(Task brief): In this exercise, reproduce all the entries that follow exactly.

(Source records):
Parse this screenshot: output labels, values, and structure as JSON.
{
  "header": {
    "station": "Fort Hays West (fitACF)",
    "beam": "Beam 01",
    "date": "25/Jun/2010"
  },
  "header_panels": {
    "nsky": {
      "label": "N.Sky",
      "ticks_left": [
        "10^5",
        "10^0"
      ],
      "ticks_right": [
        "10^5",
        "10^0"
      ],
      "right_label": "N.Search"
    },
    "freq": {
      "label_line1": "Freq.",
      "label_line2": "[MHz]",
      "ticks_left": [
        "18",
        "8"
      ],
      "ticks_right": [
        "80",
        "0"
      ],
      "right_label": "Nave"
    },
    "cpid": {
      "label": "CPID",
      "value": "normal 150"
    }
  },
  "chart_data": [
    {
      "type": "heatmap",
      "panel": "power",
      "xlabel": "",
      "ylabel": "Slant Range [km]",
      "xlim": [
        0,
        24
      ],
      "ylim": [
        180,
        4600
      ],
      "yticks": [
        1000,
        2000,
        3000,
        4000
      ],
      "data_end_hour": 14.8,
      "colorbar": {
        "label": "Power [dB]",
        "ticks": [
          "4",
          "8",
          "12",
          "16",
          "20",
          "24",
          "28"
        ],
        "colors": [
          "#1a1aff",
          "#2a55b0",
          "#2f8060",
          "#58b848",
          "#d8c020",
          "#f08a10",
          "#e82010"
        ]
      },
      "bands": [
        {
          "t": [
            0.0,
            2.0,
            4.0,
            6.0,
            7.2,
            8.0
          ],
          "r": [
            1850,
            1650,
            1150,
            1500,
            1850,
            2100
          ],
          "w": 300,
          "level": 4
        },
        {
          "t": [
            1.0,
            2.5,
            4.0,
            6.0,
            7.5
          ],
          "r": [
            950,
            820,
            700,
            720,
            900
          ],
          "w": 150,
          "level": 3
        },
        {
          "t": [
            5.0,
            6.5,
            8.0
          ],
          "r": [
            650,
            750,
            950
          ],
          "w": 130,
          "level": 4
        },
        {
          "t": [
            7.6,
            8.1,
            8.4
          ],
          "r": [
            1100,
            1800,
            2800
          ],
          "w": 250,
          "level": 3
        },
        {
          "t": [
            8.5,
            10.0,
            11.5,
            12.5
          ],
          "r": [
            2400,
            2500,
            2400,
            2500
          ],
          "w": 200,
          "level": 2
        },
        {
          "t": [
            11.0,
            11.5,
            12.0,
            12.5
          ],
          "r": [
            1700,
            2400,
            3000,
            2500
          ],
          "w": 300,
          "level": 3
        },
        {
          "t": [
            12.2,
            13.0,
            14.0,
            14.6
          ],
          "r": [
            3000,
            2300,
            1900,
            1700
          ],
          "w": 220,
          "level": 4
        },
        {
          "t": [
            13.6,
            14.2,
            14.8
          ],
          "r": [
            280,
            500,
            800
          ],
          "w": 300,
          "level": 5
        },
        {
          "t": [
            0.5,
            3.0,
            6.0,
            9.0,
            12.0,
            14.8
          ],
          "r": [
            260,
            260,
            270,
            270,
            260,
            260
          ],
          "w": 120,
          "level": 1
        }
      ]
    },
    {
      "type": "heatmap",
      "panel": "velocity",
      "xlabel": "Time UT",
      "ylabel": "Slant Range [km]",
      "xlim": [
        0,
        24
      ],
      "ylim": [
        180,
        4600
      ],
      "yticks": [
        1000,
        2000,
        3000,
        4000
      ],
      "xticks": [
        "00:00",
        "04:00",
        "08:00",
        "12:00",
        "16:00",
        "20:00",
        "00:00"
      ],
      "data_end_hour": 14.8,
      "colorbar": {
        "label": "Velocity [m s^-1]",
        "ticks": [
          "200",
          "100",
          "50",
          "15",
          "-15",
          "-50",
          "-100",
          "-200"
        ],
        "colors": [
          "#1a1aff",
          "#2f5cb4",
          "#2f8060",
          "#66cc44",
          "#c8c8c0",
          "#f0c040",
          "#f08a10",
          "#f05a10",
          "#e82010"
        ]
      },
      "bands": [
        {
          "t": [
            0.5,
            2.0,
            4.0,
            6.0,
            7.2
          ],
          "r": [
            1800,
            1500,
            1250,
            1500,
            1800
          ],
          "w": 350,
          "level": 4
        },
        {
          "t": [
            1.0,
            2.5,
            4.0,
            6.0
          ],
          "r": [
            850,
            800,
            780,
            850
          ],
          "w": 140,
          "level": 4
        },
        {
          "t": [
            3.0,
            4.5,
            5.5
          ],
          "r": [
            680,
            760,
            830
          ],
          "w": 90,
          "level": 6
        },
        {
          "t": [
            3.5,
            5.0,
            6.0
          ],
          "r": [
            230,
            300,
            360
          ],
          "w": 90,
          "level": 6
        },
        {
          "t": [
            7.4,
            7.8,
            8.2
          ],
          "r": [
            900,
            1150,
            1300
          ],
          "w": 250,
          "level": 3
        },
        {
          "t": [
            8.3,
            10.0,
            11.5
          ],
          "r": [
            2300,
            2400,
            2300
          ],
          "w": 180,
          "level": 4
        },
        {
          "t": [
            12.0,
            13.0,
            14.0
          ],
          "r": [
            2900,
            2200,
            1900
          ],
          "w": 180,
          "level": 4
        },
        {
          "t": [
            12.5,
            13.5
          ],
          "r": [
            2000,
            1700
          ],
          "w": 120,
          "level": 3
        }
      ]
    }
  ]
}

(Completed task):
Parse this screenshot: output labels, values, and structure as JSON.
{
  "header": {
    "station": "Fort Hays West (fitACF)",
    "beam": "Beam 01",
    "date": "25/Jun/2010"
  },
  "header_panels": {
    "nsky": {
      "label": "N.Sky",
      "ticks_left": [
        "10^5",
        "10^0"
      ],
      "ticks_right": [
        "10^5",
        "10^0"
      ],
      "right_label": "N.Search"
    },
    "freq": {
      "label_line1": "Freq.",
      "label_line2": "[MHz]",
      "ticks_left": [
        "18",
        "8"
      ],
      "ticks_right": [
        "80",
        "0"
      ],
      "right_label": "Nave"
    },
    "cpid": {
      "label": "CPID",
      "value": "normal 150"
    }
  },
  "chart_data": [
    {
      "type": "heatmap",
      "panel": "power",
      "xlabel": "",
      "ylabel": "Slant Range [km]",
      "xlim": [
        0,
        24
      ],
      "ylim": [
        180,
        4600
      ],
      "yticks": [
        1000,
        2000,
        3000,
        4000
      ],
      "data_end_hour": 14.8,
      "colorbar": {
        "label": "Power [dB]",
        "ticks": [
          "4",
          "8",
          "12",
          "16",
          "20",
          "24",
          "28"
        ],
        "colors": [
          "#1a1aff",
          "#2a55b0",
          "#2f8060",
          "#58b848",
          "#d8c020",
          "#f08a10",
          "#e82010"
        ]
      },
      "bands": [
        {
          "t": [
            0.0,
            2.0,
            4.0,
            6.0,
            7.2,
            8.0
          ],
          "r": [
            1850,
            1650,
            1150,
            1500,
            1850,
            2100
          ],
          "w": 300,
          "level": 4
        },
        {
          "t": [
            1.0,
            2.5,
            4.0,
            6.0,
            7.5
          ],
          "r": [
            950,
            820,
            700,
            720,
            900
          ],
          "w": 150,
          "level": 3
        },
        {
          "t": [
            5.0,
            6.5,
            8.0
          ],
          "r": [
            650,
            750,
            950
          ],
          "w": 130,
          "level": 4
        },
        {
          "t": [
            7.6,
            8.1,
            8.4
          ],
          "r": [
            1100,
            1800,
            2800
          ],
          "w": 250,
          "level": 3
        },
        {
          "t": [
            8.5,
            10.0,
            11.5,
            12.5
          ],
          "r": [
            2400,
            2500,
            2400,
            2500
          ],
          "w": 200,
          "level": 2
        },
        {
          "t": [
            11.0,
            11.5,
            12.0,
            12.5
          ],
          "r": [
            1700,
            2400,
            3000,
            2500
          ],
          "w": 300,
          "level": 3
        },
        {
          "t": [
            12.2,
            13.0,
            14.0,
            14.6
          ],
          "r": [
            3000,
            2300,
            1900,
            1700
          ],
          "w": 220,
          "level": 4
        },
        {
          "t": [
            13.6,
            14.2,
            14.8
          ],
          "r": [
            280,
            500,
            800
          ],
          "w": 300,
          "level": 5
        },
        {
          "t": [
            0.5,
            3.0,
            6.0,
            9.0,
            12.0,
            14.8
          ],
          "r": [
            260,
            260,
            270,
            270,
            260,
            260
          ],
          "w": 120,
          "level": 1
        }
      ]
    },
    {
      "type": "heatmap",
      "panel": "velocity",
      "xlabel": "Time UT",
      "ylabel": "Slant Range [km]",
      "xlim": [
        0,
        24
      ],
      "ylim": [
        180,
        4600
      ],
      "yticks": [
        1000,
        2000,
        3000,
        4000
      ],
      "xticks": [
        "00:00",
        "04:00",
        "08:00",
        "12:00",
        "16:00",
        "20:00",
        "00:00"
      ],
      "data_end_hour": 14.8,
      "colorbar": {
        "label": "Velocity [m s^-1]",
        "ticks": [
          "200",
          "100",
          "50",
          "15",
          "-15",
          "-50",
          "-100",
          "-200"
        ],
        "colors": [
          "#1a1aff",
          "#2f5cb4",
          "#2f8060",
          "#66cc44",
          "#c8c8c0",
          "#f0c040",
          "#f08a10",
          "#f05a10",
          "#e82010"
        ]
      },
      "bands": [
        {
          "t": [
            0.5,
            2.0,
            4.0,
            6.0,
            7.2
          ],
          "r": [
            1800,
            1500,
            1250,
            1500,
            1800
          ],
          "w": 350,
          "level": 4
        },
        {
          "t": [
            1.0,
            2.5,
            4.0,
            6.0
          ],
          "r": [
            850,
            800,
            780,
            850
          ],
          "w": 140,
          "level": 4
        },
        {
          "t": [
            3.0,
            4.5,
            5.5
          ],
          "r": [
            680,
            760,
            830
          ],
          "w": 90,
          "level": 6
        },
        {
          "t": [
            3.5,
            5.0,
            6.0
          ],
          "r": [
            230,
            300,
            360
          ],
          "w": 90,
          "level": 6
        },
        {
          "t": [
            7.4,
            7.8,
            8.2
          ],
          "r": [
            900,
            1150,
            1300
          ],
          "w": 250,
          "level": 3
        },
        {
          "t": [
            8.3,
            10.0,
            11.5
          ],
          "r": [
            2300,
            2400,
            2300
          ],
          "w": 180,
          "level": 4
        },
        {
          "t": [
            12.0,
            13.0,
            14.0
          ],
          "r": [
            2900,
            2200,
            1900
          ],
          "w": 180,
          "level": 4
        },
        {
          "t": [
            12.5,
            13.5
          ],
          "r": [
            2000,
            1700
          ],
          "w": 120,
          "level": 3
        }
      ]
    }
  ]
}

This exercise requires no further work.